WORK INSTRUCTIONS:
Please reproduce every entry below word for word, but leave the pictures out of your answer.

DATA FOR THIS TASK:
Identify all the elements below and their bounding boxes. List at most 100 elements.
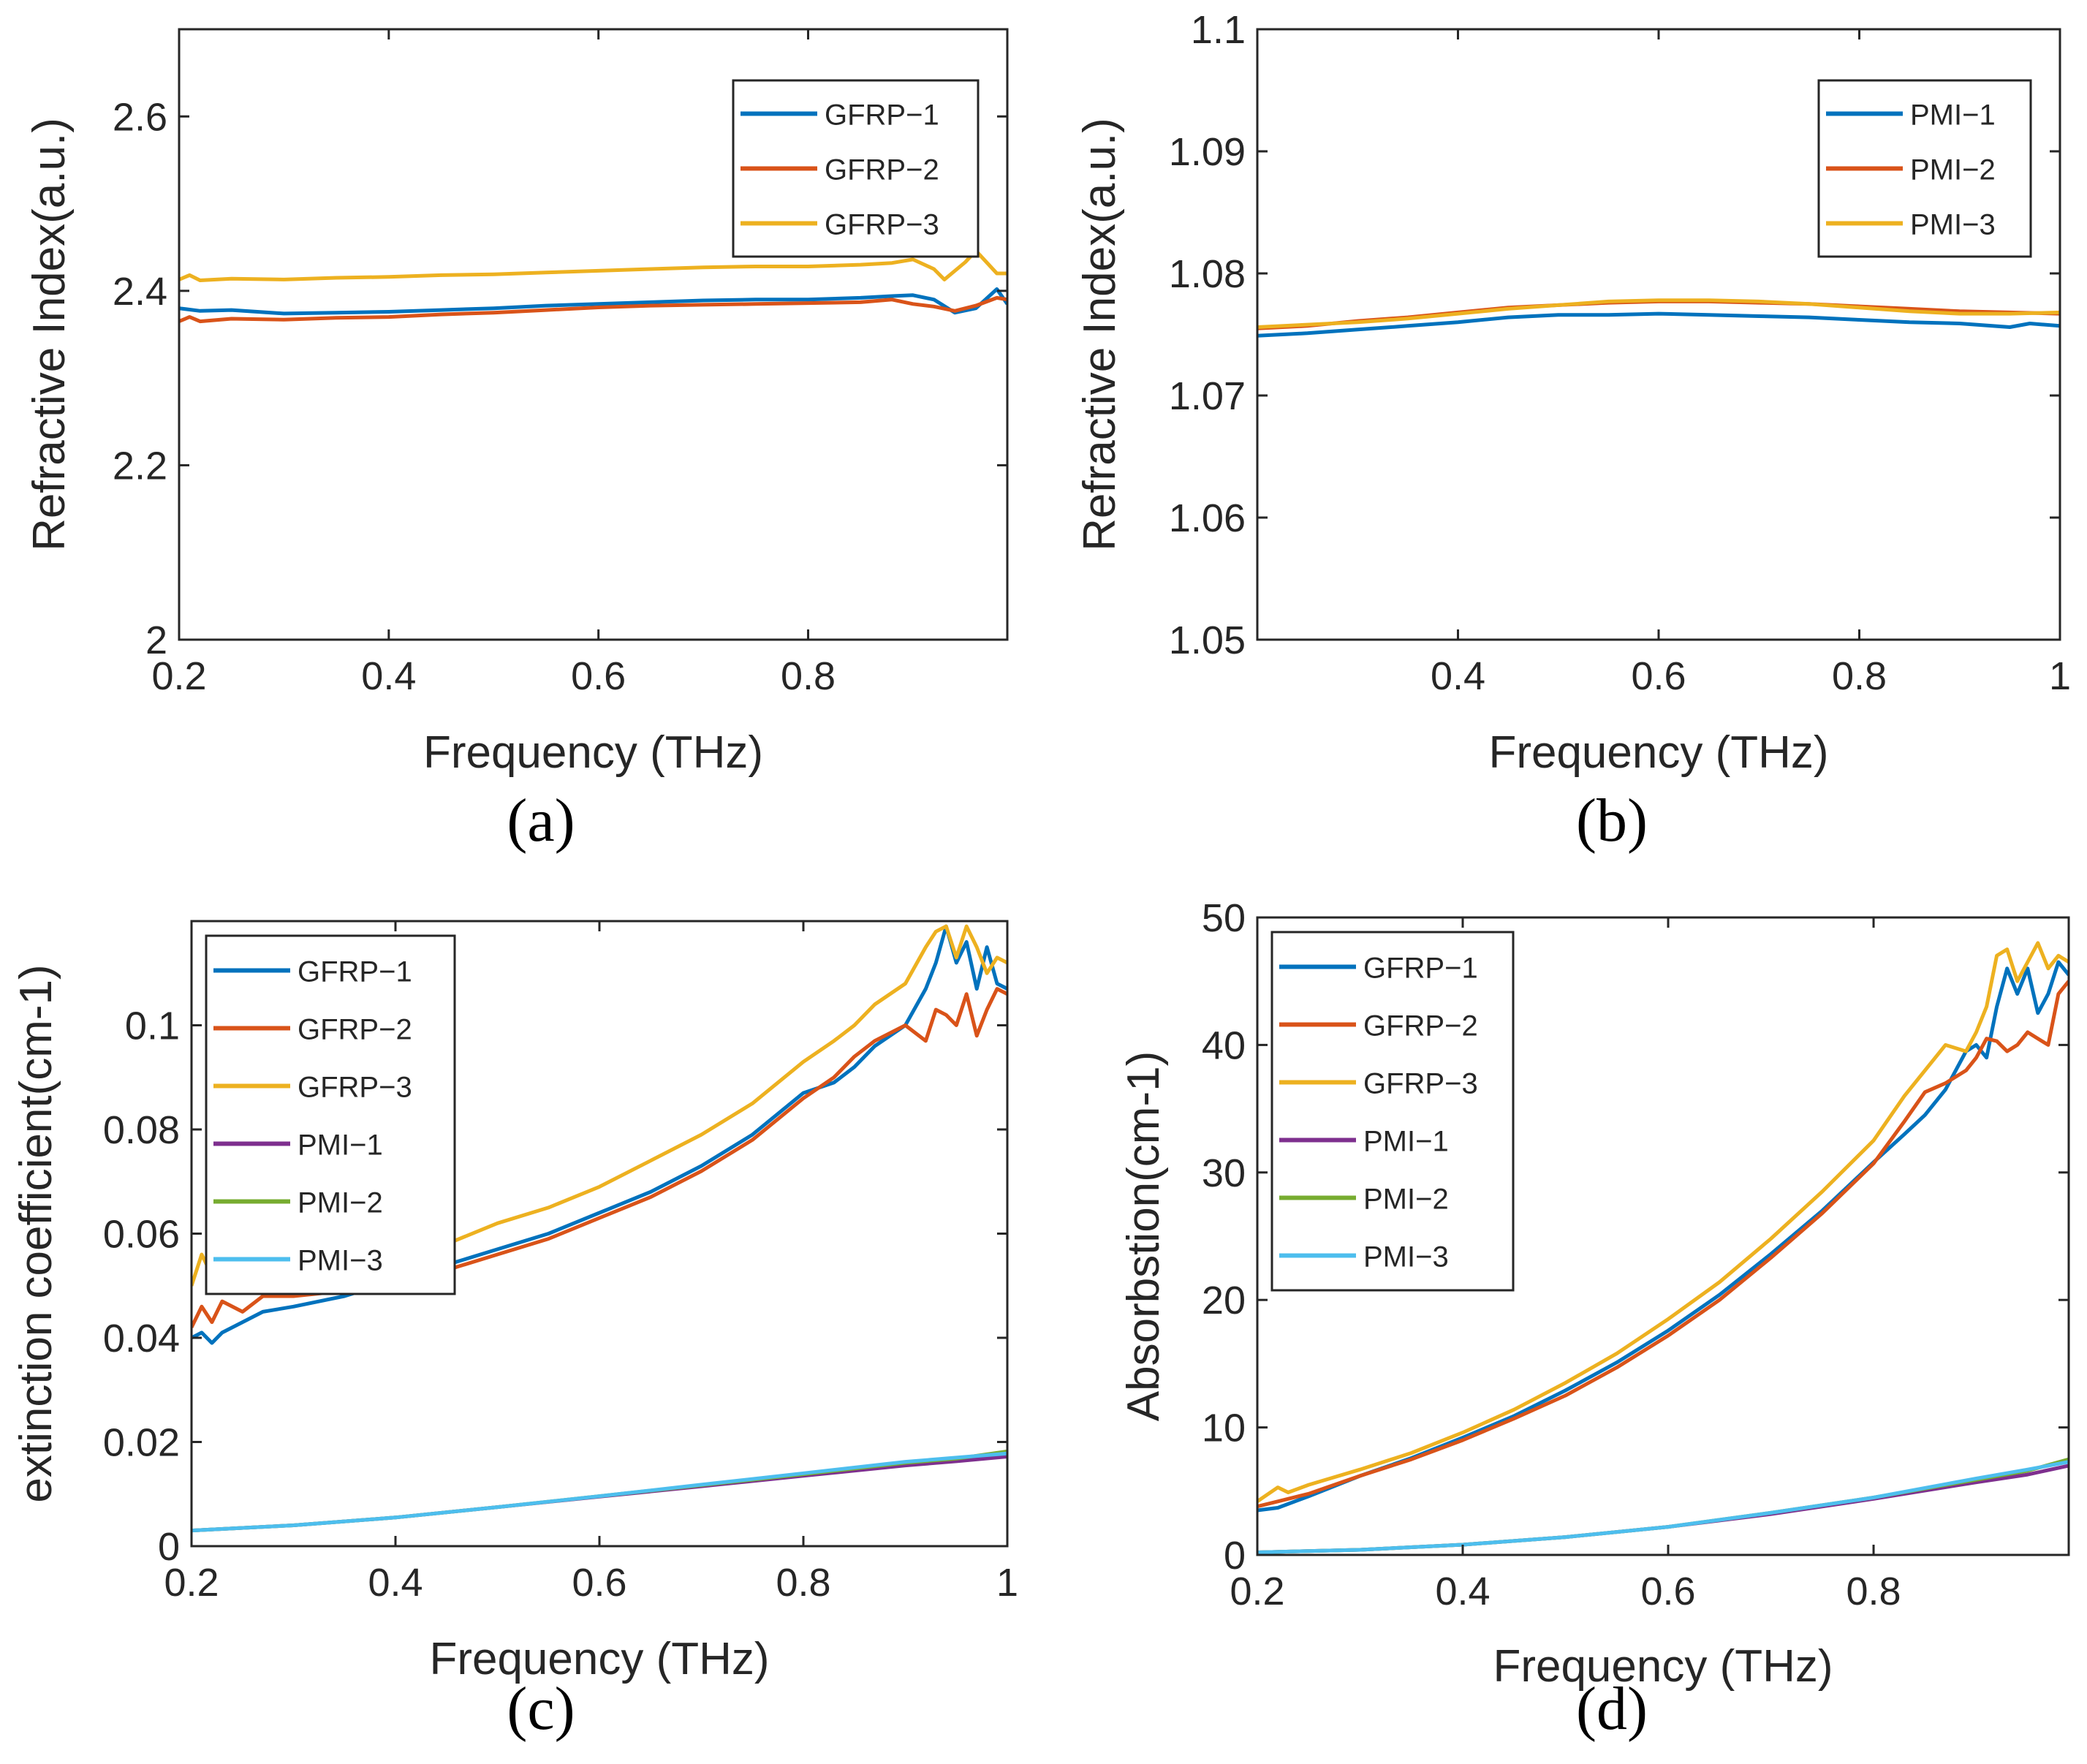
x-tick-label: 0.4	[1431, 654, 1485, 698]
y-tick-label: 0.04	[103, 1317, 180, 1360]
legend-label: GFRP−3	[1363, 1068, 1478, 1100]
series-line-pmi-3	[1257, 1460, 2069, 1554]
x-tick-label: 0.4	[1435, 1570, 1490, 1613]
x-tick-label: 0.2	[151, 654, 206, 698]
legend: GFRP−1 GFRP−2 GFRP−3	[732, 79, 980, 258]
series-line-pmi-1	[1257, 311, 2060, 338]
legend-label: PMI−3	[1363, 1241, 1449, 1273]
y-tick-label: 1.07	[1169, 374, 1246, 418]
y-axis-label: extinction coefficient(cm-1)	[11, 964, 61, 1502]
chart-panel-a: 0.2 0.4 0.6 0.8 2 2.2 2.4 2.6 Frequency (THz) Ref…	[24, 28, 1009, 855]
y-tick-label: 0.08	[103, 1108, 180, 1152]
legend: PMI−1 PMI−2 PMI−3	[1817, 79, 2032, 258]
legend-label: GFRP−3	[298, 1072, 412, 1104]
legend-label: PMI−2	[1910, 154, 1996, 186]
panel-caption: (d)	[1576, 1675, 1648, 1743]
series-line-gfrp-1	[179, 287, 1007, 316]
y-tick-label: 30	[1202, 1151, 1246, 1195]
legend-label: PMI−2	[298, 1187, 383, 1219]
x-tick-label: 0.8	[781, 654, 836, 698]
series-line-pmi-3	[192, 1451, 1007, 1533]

COMPLETED TASK:
Identify all the elements below and their bounding boxes. List at most 100 elements.
x-tick-label: 0.4	[1431, 654, 1485, 698]
y-tick-label: 0.04	[103, 1317, 180, 1360]
legend-label: GFRP−3	[1363, 1068, 1478, 1100]
series-line-pmi-3	[1257, 1460, 2069, 1554]
x-tick-label: 0.4	[1435, 1570, 1490, 1613]
x-tick-label: 0.2	[151, 654, 206, 698]
legend: GFRP−1 GFRP−2 GFRP−3	[732, 79, 980, 258]
series-line-pmi-1	[1257, 311, 2060, 338]
legend-label: PMI−3	[1363, 1241, 1449, 1273]
y-tick-label: 1.07	[1169, 374, 1246, 418]
y-axis-label: extinction coefficient(cm-1)	[11, 964, 61, 1502]
chart-panel-a: 0.2 0.4 0.6 0.8 2 2.2 2.4 2.6 Frequency (THz) Ref…	[24, 28, 1009, 855]
y-tick-label: 0.08	[103, 1108, 180, 1152]
legend: PMI−1 PMI−2 PMI−3	[1817, 79, 2032, 258]
legend-label: GFRP−3	[298, 1072, 412, 1104]
legend-label: PMI−2	[1910, 154, 1996, 186]
panel-caption: (d)	[1576, 1675, 1648, 1743]
series-line-gfrp-1	[179, 287, 1007, 316]
y-tick-label: 30	[1202, 1151, 1246, 1195]
legend-label: PMI−2	[298, 1187, 383, 1219]
x-tick-label: 0.8	[781, 654, 836, 698]
series-line-pmi-3	[192, 1451, 1007, 1533]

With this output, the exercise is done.